#### [Exercício proposto]
Organize em uma tabela Markdown, com as colunas "Nº" e "Linha", o trecho do material que começa no início e termina na linha que contém "significance-label: ** [94, 593, 110, 615]", com as duas pontas incluídas. Numere cada linha em sequência e deixe de fora as linhas em branco.

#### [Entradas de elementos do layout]
++++++++++++++++++++

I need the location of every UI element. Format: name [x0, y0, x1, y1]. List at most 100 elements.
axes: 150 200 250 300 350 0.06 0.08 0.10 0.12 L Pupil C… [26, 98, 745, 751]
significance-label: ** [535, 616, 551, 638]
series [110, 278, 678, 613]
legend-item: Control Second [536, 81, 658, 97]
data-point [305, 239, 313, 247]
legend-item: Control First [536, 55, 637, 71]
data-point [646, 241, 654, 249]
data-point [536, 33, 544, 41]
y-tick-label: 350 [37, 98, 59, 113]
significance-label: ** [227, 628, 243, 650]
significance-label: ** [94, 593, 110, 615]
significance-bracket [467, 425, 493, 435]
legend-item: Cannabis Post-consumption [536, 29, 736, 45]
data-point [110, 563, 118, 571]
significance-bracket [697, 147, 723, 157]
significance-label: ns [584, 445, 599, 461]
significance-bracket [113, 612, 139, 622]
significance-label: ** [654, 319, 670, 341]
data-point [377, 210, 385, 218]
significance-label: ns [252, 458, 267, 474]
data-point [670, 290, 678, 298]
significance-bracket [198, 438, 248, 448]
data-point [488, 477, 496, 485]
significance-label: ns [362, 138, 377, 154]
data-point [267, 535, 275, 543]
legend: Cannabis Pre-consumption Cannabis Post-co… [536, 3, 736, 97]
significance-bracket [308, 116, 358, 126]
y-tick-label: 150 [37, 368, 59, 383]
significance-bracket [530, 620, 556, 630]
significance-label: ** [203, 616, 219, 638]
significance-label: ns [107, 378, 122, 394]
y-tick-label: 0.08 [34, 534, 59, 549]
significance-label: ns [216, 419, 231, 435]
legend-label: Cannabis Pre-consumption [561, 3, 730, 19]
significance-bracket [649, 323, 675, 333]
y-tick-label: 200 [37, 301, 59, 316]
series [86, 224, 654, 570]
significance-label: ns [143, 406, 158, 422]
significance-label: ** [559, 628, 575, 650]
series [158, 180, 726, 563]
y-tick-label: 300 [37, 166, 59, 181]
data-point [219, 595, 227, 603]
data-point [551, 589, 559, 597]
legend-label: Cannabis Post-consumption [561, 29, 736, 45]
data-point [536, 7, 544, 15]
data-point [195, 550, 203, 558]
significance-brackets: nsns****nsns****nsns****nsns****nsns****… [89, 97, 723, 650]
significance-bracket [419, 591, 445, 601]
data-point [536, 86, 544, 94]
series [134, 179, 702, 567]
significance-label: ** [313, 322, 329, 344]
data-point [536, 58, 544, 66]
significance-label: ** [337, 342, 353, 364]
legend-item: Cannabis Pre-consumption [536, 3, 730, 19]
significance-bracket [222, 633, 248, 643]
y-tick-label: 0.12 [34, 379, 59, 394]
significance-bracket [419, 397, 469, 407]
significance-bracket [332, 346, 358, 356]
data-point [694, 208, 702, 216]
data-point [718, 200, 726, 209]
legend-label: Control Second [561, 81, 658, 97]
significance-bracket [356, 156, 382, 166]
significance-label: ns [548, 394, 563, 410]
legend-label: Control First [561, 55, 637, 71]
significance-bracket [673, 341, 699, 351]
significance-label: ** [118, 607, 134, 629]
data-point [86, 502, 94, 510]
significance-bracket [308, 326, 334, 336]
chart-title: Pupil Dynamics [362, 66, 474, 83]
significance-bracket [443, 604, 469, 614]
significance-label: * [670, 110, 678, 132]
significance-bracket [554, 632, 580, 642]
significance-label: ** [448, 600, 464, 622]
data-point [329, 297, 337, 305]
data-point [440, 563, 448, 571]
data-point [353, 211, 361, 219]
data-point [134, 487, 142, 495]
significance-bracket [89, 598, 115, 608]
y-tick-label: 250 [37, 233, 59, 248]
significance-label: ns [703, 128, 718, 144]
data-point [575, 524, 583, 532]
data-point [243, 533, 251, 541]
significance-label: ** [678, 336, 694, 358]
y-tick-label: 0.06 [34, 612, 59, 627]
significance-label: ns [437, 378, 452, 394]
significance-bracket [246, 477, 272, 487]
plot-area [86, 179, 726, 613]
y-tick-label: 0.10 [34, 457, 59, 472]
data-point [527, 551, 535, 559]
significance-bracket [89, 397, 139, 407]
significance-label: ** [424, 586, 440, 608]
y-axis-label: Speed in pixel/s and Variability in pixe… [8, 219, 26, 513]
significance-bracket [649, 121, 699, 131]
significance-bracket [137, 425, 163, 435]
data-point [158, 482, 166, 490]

++++++++++++++++++++

#### [Resposta do exercício]
| Nº | Linha |
|---|---|
| 1 | I need the location of every UI element. Format: name [x0, y0, x1, y1]. List at most 100 elements. |
| 2 | axes: 150 200 250 300 350 0.06 0.08 0.10 0.12 L Pupil C… [26, 98, 745, 751] |
| 3 | significance-label: ** [535, 616, 551, 638] |
| 4 | series [110, 278, 678, 613] |
| 5 | legend-item: Control Second [536, 81, 658, 97] |
| 6 | data-point [305, 239, 313, 247] |
| 7 | legend-item: Control First [536, 55, 637, 71] |
| 8 | data-point [646, 241, 654, 249] |
| 9 | data-point [536, 33, 544, 41] |
| 10 | y-tick-label: 350 [37, 98, 59, 113] |
| 11 | significance-label: ** [227, 628, 243, 650] |
| 12 | significance-label: ** [94, 593, 110, 615] |